____ TASK MATERIAL

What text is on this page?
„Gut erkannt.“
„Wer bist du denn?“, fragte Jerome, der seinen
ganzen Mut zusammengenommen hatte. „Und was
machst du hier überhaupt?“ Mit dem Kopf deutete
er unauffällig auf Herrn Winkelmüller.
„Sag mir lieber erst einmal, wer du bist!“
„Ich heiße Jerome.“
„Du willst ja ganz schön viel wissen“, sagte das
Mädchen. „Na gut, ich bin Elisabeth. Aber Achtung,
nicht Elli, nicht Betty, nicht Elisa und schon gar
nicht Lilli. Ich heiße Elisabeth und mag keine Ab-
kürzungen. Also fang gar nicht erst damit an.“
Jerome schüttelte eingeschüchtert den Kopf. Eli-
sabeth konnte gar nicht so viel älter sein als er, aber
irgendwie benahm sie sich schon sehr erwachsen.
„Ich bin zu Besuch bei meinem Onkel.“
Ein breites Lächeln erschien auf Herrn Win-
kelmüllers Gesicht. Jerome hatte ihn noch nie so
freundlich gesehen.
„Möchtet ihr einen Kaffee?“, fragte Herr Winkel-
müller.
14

________

■ WHAT IS REQUIRED
Count every line of the material above that includes "erst", giving the total without any other words.

■ OUTPUT OF THE EXERCISE
2